Let’s assume for this situation that some of these additional security measures weren’t possible or failed for some reason. Waking up to someone tying my hands behind my back and telling me he’ll kill me would lead me to believe that the assailant likely has a weapon or perhaps plans to strangle me. Whether his threats are empty or not, I’d have to think quickly.
My legs aren’t bound yet, and I’ve learned how to break out of duct tape, even with my hands tied behind my back. Assuming he’d have to change positions and release his knee from my back at some point, I wouldn’t say a word or scream, but instead just wait. I have no idea if anyone would even hear my screams, so screaming would be useless at this point.
The moment he releases his knee from my back, I’d roll to the opposite side of the bed so that I could fall to the floor, sit up, and quickly lunge my hands up as far as they’ll go and forcefully drop them back down again to attempt to break the duct tape. By rolling away from my attacker, it gives me a few moments to work on getting out of the tape. If I couldn’t break the tape with the first thrust down, I would try to slip my legs through my arms. While this can be difficult and takes practice, it can be done.
This would all happen quickly, but I’d be banking on the possibility that my attacker would be caught off-guard by my sudden actions and wouldn’t react right away. I’d pull the duct tape up enough to see clearly as soon as I freed my hands. If he wrapped his arms around me from behind to try to subdue me once again, I would attempt to lift my arms up and break free from his grip, turn, and punch him in the groin — a good spot to hit, whether you’re fighting a male or female.
If I couldn’t break free from his hold with this technique, I could also simply bend down a bit and attack the groin, step on his feet, kick him in the shins, legs, or whatever your limbs I can reach — attacking some area of his body is better than doing nothing. I would try to jump over the bed to access my phone or purse to retrieve my firearm or knife.
If he grabbed my leg and tried to pull me back, with my other leg, I would kick his arm, face, or whatever my free leg could reach. I could also possibly use the sheets to cover his head and disorient him. If I couldn’t retrieve my knife or firearm fast enough, I’d be reaching for and throwing whatever I could at him to slow him down. Anything can be an improvised weapon and could potentially put him on the defensive.
I may have to scratch, claw, and bite my way out of his grasp to reach my weapon and cell phone. I could also use the small dog tag folding knife I’d kept in my pants to defend myself and buy enough time to get to the other side of the bed to retrieve a more effective weapon.
If I were able to reach my firearm, I would tell him to lie on the ground as I kept my gun on him and called 911. If he didn’t comply with my orders, this is where it gets tricky. If he runs away, I may not have to use my firearm. If he’s fleeing, then in the eyes of the law, he may no longer be considered a threat. If I were to shoot at a fleeing assailant, even with what just happened, I could go to prison. The specifics will depend on the laws in your jurisdiction, so be sure to research and understand them. However, I would keep my gun at the ready and the phone line open, then go check on Paula. On the other hand, if he continued to attack me or tried to take my weapon, I may have to use deadly force to protect myself.

→ Data section
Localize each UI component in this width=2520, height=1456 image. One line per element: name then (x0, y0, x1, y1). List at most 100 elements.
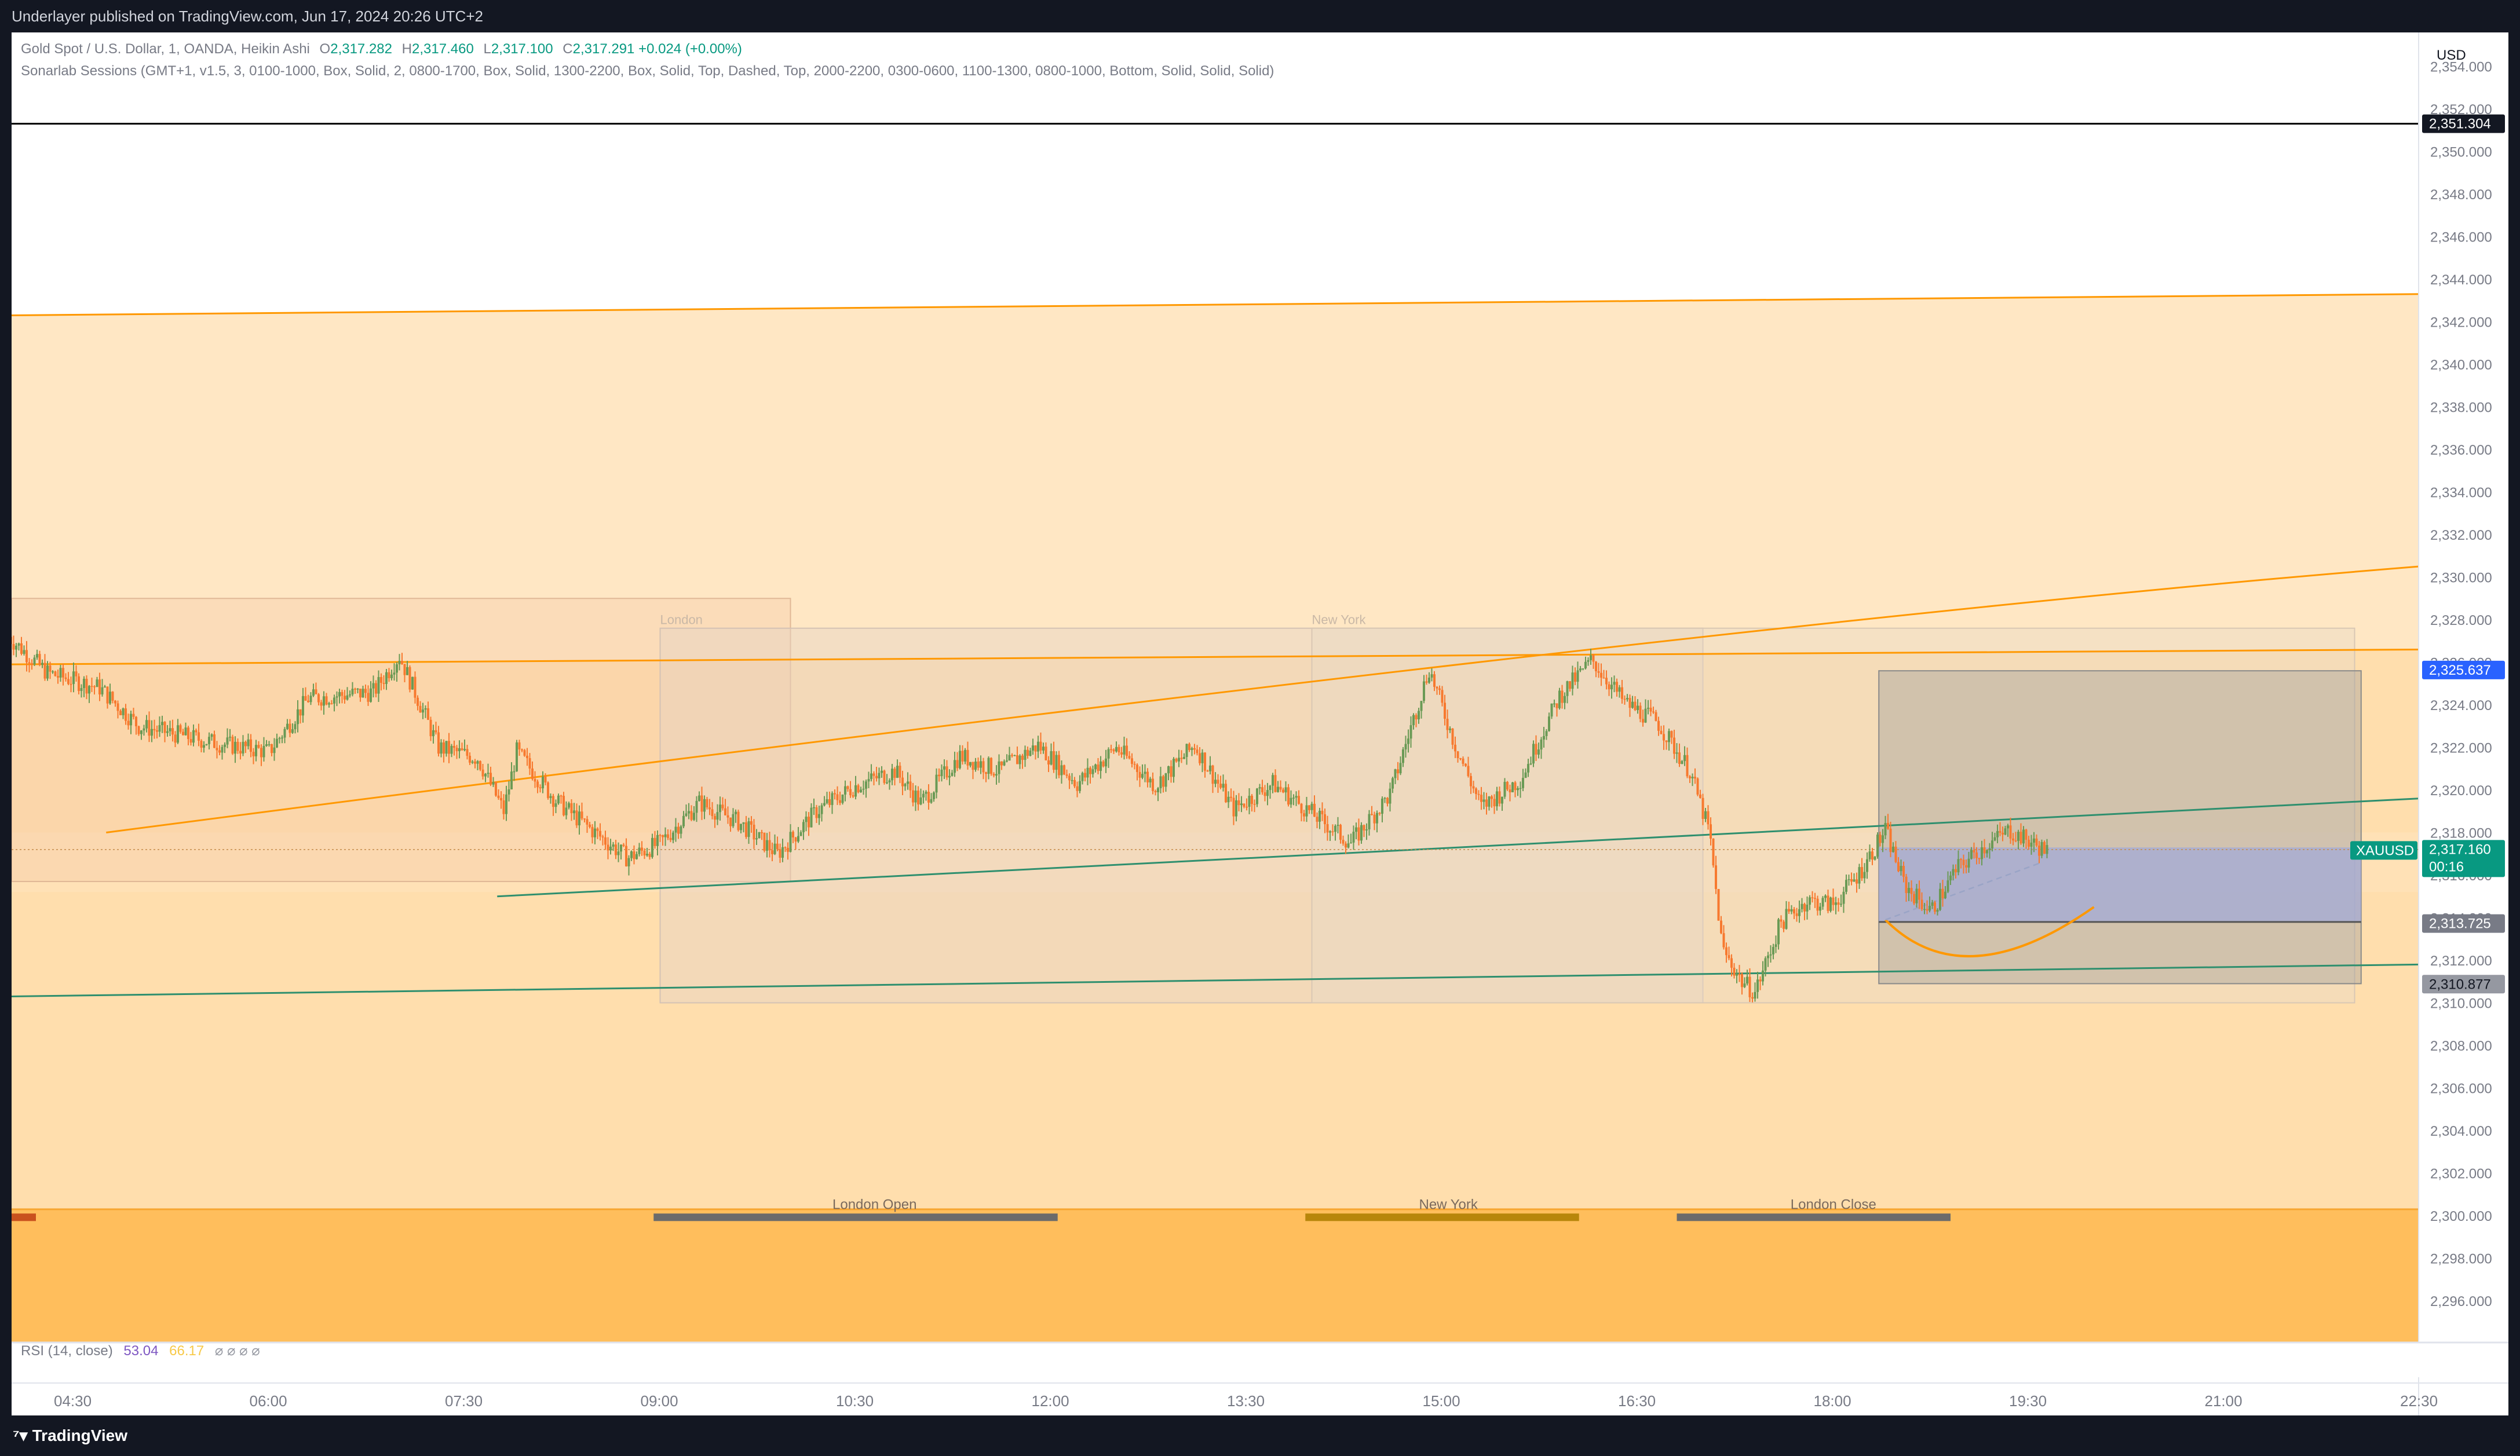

→ Tasks to perform
**1)** List every part of the attacker's body that the narrator in the self-defense text says they would kick.
**2)** Reproduce the passage of the self-defense text starting with "This would all" and going on through "male or female.".

→ In response
**1)** Shins, legs, arm, face

**2)**
This would all happen quickly, but I’d be banking on the possibility that my attacker would be caught off-guard by my sudden actions and wouldn’t react right away. I’d pull the duct tape up enough to see clearly as soon as I freed my hands. If he wrapped his arms around me from behind to try to subdue me once again, I would attempt to lift my arms up and break free from his grip, turn, and punch him in the groin — a good spot to hit, whether you’re fighting a male or female.